*RECORDED DATA*.
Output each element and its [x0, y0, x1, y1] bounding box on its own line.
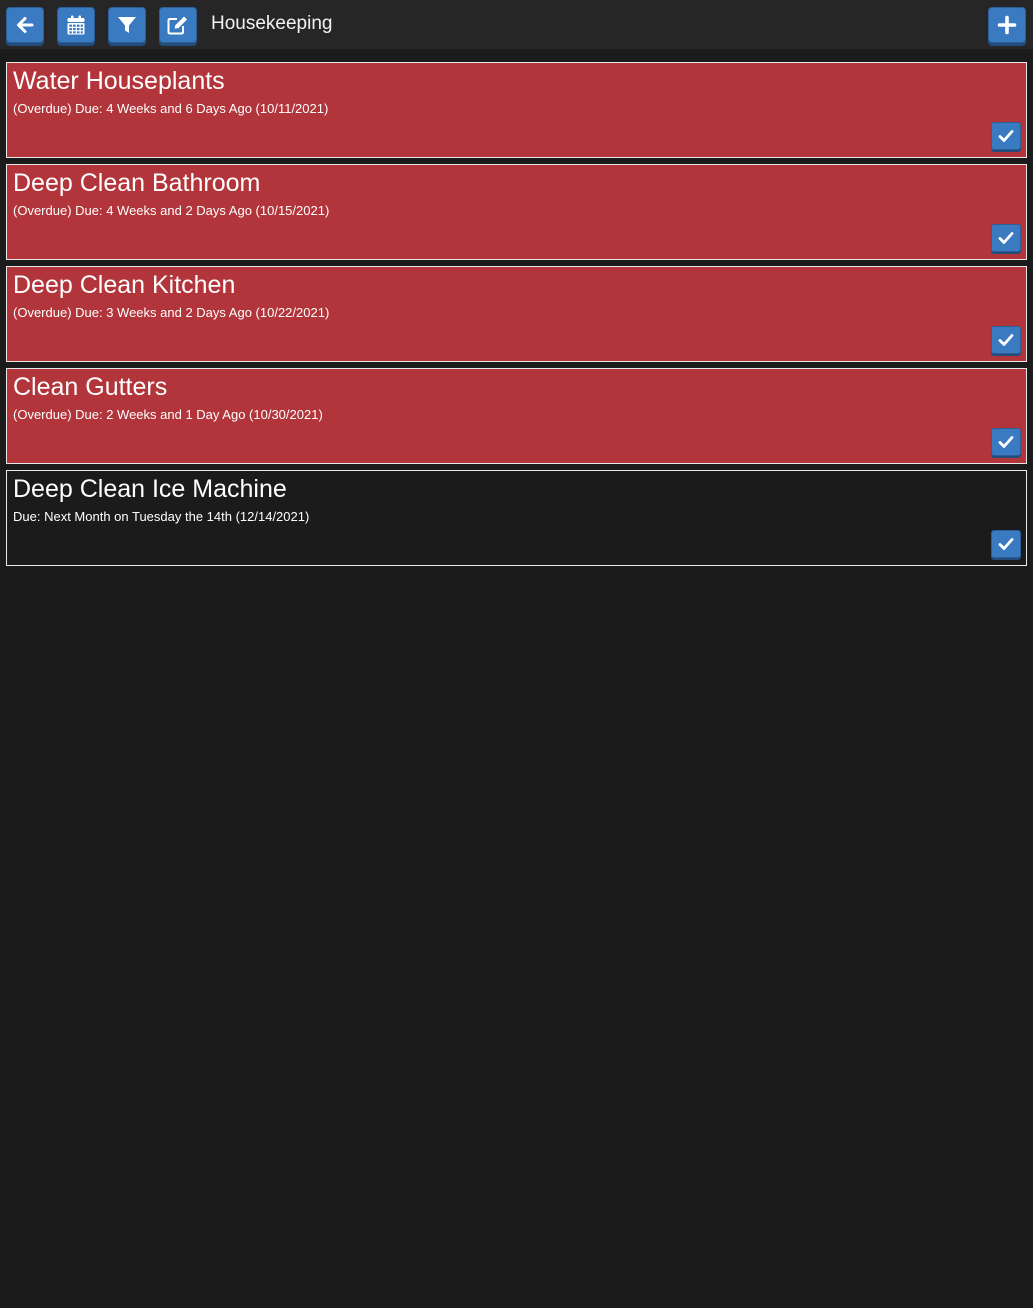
task-due-text: (Overdue) Due: 4 Weeks and 2 Days Ago (1…	[13, 203, 330, 218]
page-title: Housekeeping	[211, 13, 333, 34]
checkmark-icon	[998, 436, 1014, 448]
task-item[interactable]: Water Houseplants (Overdue) Due: 4 Weeks…	[6, 62, 1027, 158]
top-toolbar: Housekeeping	[0, 0, 1033, 50]
task-due-text: Due: Next Month on Tuesday the 14th (12/…	[13, 509, 310, 524]
task-title: Clean Gutters	[13, 373, 168, 401]
task-due-text: (Overdue) Due: 2 Weeks and 1 Day Ago (10…	[13, 407, 323, 422]
task-item[interactable]: Deep Clean Kitchen (Overdue) Due: 3 Week…	[6, 266, 1027, 362]
checkmark-icon	[998, 334, 1014, 346]
checkmark-icon	[998, 538, 1014, 550]
checkmark-icon	[998, 232, 1014, 244]
filter-button[interactable]	[108, 7, 146, 43]
edit-icon	[167, 16, 187, 35]
task-item[interactable]: Deep Clean Bathroom (Overdue) Due: 4 Wee…	[6, 164, 1027, 260]
complete-task-button[interactable]	[991, 530, 1021, 558]
add-button[interactable]	[988, 7, 1026, 43]
task-list: Water Houseplants (Overdue) Due: 4 Weeks…	[6, 62, 1027, 572]
plus-icon	[997, 15, 1017, 35]
calendar-icon	[67, 15, 85, 35]
task-title: Water Houseplants	[13, 67, 225, 95]
task-item[interactable]: Deep Clean Ice Machine Due: Next Month o…	[6, 470, 1027, 566]
back-button[interactable]	[6, 7, 44, 43]
filter-icon	[118, 17, 136, 33]
complete-task-button[interactable]	[991, 122, 1021, 150]
task-title: Deep Clean Ice Machine	[13, 475, 287, 503]
task-due-text: (Overdue) Due: 3 Weeks and 2 Days Ago (1…	[13, 305, 330, 320]
checkmark-icon	[998, 130, 1014, 142]
calendar-button[interactable]	[57, 7, 95, 43]
complete-task-button[interactable]	[991, 326, 1021, 354]
arrow-left-icon	[17, 17, 34, 33]
task-due-text: (Overdue) Due: 4 Weeks and 6 Days Ago (1…	[13, 101, 329, 116]
edit-button[interactable]	[159, 7, 197, 43]
task-title: Deep Clean Bathroom	[13, 169, 261, 197]
complete-task-button[interactable]	[991, 224, 1021, 252]
task-item[interactable]: Clean Gutters (Overdue) Due: 2 Weeks and…	[6, 368, 1027, 464]
complete-task-button[interactable]	[991, 428, 1021, 456]
task-title: Deep Clean Kitchen	[13, 271, 236, 299]
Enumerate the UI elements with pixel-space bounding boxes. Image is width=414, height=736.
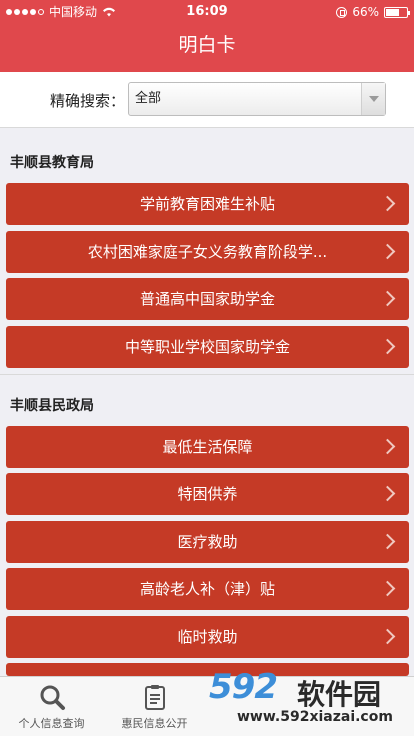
tab-bar: 个人信息查询 惠民信息公开 [0,676,414,736]
chevron-down-icon [361,83,385,115]
list-item-label: 临时救助 [177,628,238,646]
chevron-right-icon [379,438,396,455]
section-title-civil-affairs: 丰顺县民政局 [10,398,94,414]
battery-icon [384,6,410,18]
chevron-right-icon [379,533,396,550]
tab-public-info[interactable]: 惠民信息公开 [103,677,206,736]
list-item[interactable]: 医疗救助 [6,521,409,563]
clipboard-icon [144,685,165,710]
battery-percent: 66% [352,5,379,19]
list-item[interactable]: 学前教育困难生补贴 [6,183,409,225]
section-divider [0,374,414,375]
list-item-label: 农村困难家庭子女义务教育阶段学... [87,243,328,261]
list-item-label: 最低生活保障 [162,438,253,456]
top-bar: 中国移动 16:09 66% 明白卡 [0,0,414,72]
search-area: 精确搜索： 全部 [0,72,414,128]
list-item[interactable]: 临时救助 [6,616,409,658]
list-item-label: 特困供养 [177,485,238,503]
rotation-lock-icon [336,6,348,18]
chevron-right-icon [379,243,396,260]
tab-label: 惠民信息公开 [121,717,188,730]
search-icon [40,685,65,710]
list-item-partial[interactable] [6,663,409,676]
search-label: 精确搜索： [50,92,126,110]
list-item-label: 医疗救助 [177,533,238,551]
status-bar: 中国移动 16:09 66% [0,0,414,24]
list-item[interactable]: 高龄老人补（津）贴 [6,568,409,610]
list-item-label: 普通高中国家助学金 [139,290,275,308]
list-item[interactable]: 最低生活保障 [6,426,409,468]
chevron-right-icon [379,628,396,645]
chevron-right-icon [379,580,396,597]
list-item-label: 中等职业学校国家助学金 [124,338,290,356]
list-item[interactable]: 特困供养 [6,473,409,515]
chevron-right-icon [379,338,396,355]
search-select-value: 全部 [135,91,162,106]
chevron-right-icon [379,195,396,212]
list-item-label: 高龄老人补（津）贴 [139,580,275,598]
chevron-right-icon [379,290,396,307]
search-select[interactable]: 全部 [128,82,386,116]
list-item-label: 学前教育困难生补贴 [139,195,275,213]
list-item[interactable]: 中等职业学校国家助学金 [6,326,409,368]
tab-personal-info-query[interactable]: 个人信息查询 [0,677,103,736]
tab-label: 个人信息查询 [18,717,85,730]
page-title: 明白卡 [178,34,236,56]
section-title-education: 丰顺县教育局 [10,155,94,171]
list-item[interactable]: 普通高中国家助学金 [6,278,409,320]
chevron-right-icon [379,485,396,502]
list-item[interactable]: 农村困难家庭子女义务教育阶段学... [6,231,409,273]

*OBJECTIVE*. Reproduce each of the rows above verbatim, omitting the pictures from your answer.

*OUTPUT BELOW*.
Output each element and its [x0, y0, x1, y1] bounding box on its own line.
task-due-text: (Overdue) Due: 4 Weeks and 2 Days Ago (1…	[13, 203, 330, 218]
page-title: Housekeeping	[211, 13, 333, 34]
checkmark-icon	[998, 436, 1014, 448]
task-item[interactable]: Water Houseplants (Overdue) Due: 4 Weeks…	[6, 62, 1027, 158]
top-toolbar: Housekeeping	[0, 0, 1033, 50]
task-due-text: Due: Next Month on Tuesday the 14th (12/…	[13, 509, 310, 524]
task-title: Clean Gutters	[13, 373, 168, 401]
task-due-text: (Overdue) Due: 2 Weeks and 1 Day Ago (10…	[13, 407, 323, 422]
task-item[interactable]: Deep Clean Kitchen (Overdue) Due: 3 Week…	[6, 266, 1027, 362]
checkmark-icon	[998, 334, 1014, 346]
checkmark-icon	[998, 538, 1014, 550]
checkmark-icon	[998, 232, 1014, 244]
filter-button[interactable]	[108, 7, 146, 43]
edit-icon	[167, 16, 187, 35]
task-item[interactable]: Deep Clean Bathroom (Overdue) Due: 4 Wee…	[6, 164, 1027, 260]
complete-task-button[interactable]	[991, 530, 1021, 558]
add-button[interactable]	[988, 7, 1026, 43]
task-list: Water Houseplants (Overdue) Due: 4 Weeks…	[6, 62, 1027, 572]
plus-icon	[997, 15, 1017, 35]
calendar-icon	[67, 15, 85, 35]
task-title: Water Houseplants	[13, 67, 225, 95]
task-item[interactable]: Deep Clean Ice Machine Due: Next Month o…	[6, 470, 1027, 566]
back-button[interactable]	[6, 7, 44, 43]
filter-icon	[118, 17, 136, 33]
complete-task-button[interactable]	[991, 122, 1021, 150]
task-title: Deep Clean Ice Machine	[13, 475, 287, 503]
task-due-text: (Overdue) Due: 3 Weeks and 2 Days Ago (1…	[13, 305, 330, 320]
checkmark-icon	[998, 130, 1014, 142]
calendar-button[interactable]	[57, 7, 95, 43]
complete-task-button[interactable]	[991, 326, 1021, 354]
arrow-left-icon	[17, 17, 34, 33]
task-due-text: (Overdue) Due: 4 Weeks and 6 Days Ago (1…	[13, 101, 329, 116]
edit-button[interactable]	[159, 7, 197, 43]
task-title: Deep Clean Bathroom	[13, 169, 261, 197]
complete-task-button[interactable]	[991, 224, 1021, 252]
task-item[interactable]: Clean Gutters (Overdue) Due: 2 Weeks and…	[6, 368, 1027, 464]
complete-task-button[interactable]	[991, 428, 1021, 456]
task-title: Deep Clean Kitchen	[13, 271, 236, 299]
Enumerate the UI elements with pixel-space bounding boxes. Image is width=414, height=736.
tab-bar: 个人信息查询 惠民信息公开 [0,676,414,736]
chevron-down-icon [361,83,385,115]
list-item-label: 临时救助 [177,628,238,646]
chevron-right-icon [379,438,396,455]
section-title-civil-affairs: 丰顺县民政局 [10,398,94,414]
battery-icon [384,6,410,18]
chevron-right-icon [379,533,396,550]
tab-public-info[interactable]: 惠民信息公开 [103,677,206,736]
list-item[interactable]: 医疗救助 [6,521,409,563]
clipboard-icon [144,685,165,710]
battery-percent: 66% [352,5,379,19]
list-item[interactable]: 学前教育困难生补贴 [6,183,409,225]
section-divider [0,374,414,375]
list-item-label: 农村困难家庭子女义务教育阶段学... [87,243,328,261]
list-item-label: 最低生活保障 [162,438,253,456]
top-bar: 中国移动 16:09 66% 明白卡 [0,0,414,72]
search-area: 精确搜索： 全部 [0,72,414,128]
list-item[interactable]: 临时救助 [6,616,409,658]
list-item-label: 特困供养 [177,485,238,503]
rotation-lock-icon [336,6,348,18]
chevron-right-icon [379,243,396,260]
tab-label: 惠民信息公开 [121,717,188,730]
search-icon [40,685,65,710]
list-item-partial[interactable] [6,663,409,676]
search-label: 精确搜索： [50,92,126,110]
list-item-label: 医疗救助 [177,533,238,551]
status-bar: 中国移动 16:09 66% [0,0,414,24]
list-item[interactable]: 高龄老人补（津）贴 [6,568,409,610]
list-item-label: 普通高中国家助学金 [139,290,275,308]
list-item[interactable]: 最低生活保障 [6,426,409,468]
chevron-right-icon [379,628,396,645]
chevron-right-icon [379,580,396,597]
list-item-label: 中等职业学校国家助学金 [124,338,290,356]
list-item[interactable]: 特困供养 [6,473,409,515]
chevron-right-icon [379,338,396,355]
search-select-value: 全部 [135,91,162,106]
chevron-right-icon [379,195,396,212]
list-item-label: 高龄老人补（津）贴 [139,580,275,598]
chevron-right-icon [379,290,396,307]
search-select[interactable]: 全部 [128,82,386,116]
list-item-label: 学前教育困难生补贴 [139,195,275,213]
list-item[interactable]: 中等职业学校国家助学金 [6,326,409,368]
tab-personal-info-query[interactable]: 个人信息查询 [0,677,103,736]
tab-label: 个人信息查询 [18,717,85,730]
page-title: 明白卡 [178,34,236,56]
section-title-education: 丰顺县教育局 [10,155,94,171]
list-item[interactable]: 普通高中国家助学金 [6,278,409,320]
chevron-right-icon [379,485,396,502]
list-item[interactable]: 农村困难家庭子女义务教育阶段学... [6,231,409,273]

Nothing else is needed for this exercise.